Objective – Output each line of the material exactly as it stands.

= = = = = = =

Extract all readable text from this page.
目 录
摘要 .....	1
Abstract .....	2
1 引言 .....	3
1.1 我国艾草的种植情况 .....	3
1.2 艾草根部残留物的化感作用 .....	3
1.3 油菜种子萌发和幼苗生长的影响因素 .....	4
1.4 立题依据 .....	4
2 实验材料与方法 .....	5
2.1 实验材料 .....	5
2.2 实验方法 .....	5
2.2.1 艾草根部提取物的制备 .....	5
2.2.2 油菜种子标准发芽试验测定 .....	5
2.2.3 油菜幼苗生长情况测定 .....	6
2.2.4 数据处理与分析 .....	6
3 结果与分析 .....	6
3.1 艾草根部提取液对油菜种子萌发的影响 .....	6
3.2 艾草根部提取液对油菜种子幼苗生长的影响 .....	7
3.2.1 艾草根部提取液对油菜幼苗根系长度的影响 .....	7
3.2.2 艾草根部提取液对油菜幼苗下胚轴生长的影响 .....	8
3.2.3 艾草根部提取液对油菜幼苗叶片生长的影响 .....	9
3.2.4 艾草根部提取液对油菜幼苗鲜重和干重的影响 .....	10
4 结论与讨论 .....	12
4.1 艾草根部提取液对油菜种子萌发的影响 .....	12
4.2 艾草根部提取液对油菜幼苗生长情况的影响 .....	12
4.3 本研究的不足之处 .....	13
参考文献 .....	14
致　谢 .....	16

= = = = = = =

Output for this exercise –
Extract all readable text from this page.
目 录
摘要 .....	1
Abstract .....	2
1 引言 .....	3
1.1 我国艾草的种植情况 .....	3
1.2 艾草根部残留物的化感作用 .....	3
1.3 油菜种子萌发和幼苗生长的影响因素 .....	4
1.4 立题依据 .....	4
2 实验材料与方法 .....	5
2.1 实验材料 .....	5
2.2 实验方法 .....	5
2.2.1 艾草根部提取物的制备 .....	5
2.2.2 油菜种子标准发芽试验测定 .....	5
2.2.3 油菜幼苗生长情况测定 .....	6
2.2.4 数据处理与分析 .....	6
3 结果与分析 .....	6
3.1 艾草根部提取液对油菜种子萌发的影响 .....	6
3.2 艾草根部提取液对油菜种子幼苗生长的影响 .....	7
3.2.1 艾草根部提取液对油菜幼苗根系长度的影响 .....	7
3.2.2 艾草根部提取液对油菜幼苗下胚轴生长的影响 .....	8
3.2.3 艾草根部提取液对油菜幼苗叶片生长的影响 .....	9
3.2.4 艾草根部提取液对油菜幼苗鲜重和干重的影响 .....	10
4 结论与讨论 .....	12
4.1 艾草根部提取液对油菜种子萌发的影响 .....	12
4.2 艾草根部提取液对油菜幼苗生长情况的影响 .....	12
4.3 本研究的不足之处 .....	13
参考文献 .....	14
致　谢 .....	16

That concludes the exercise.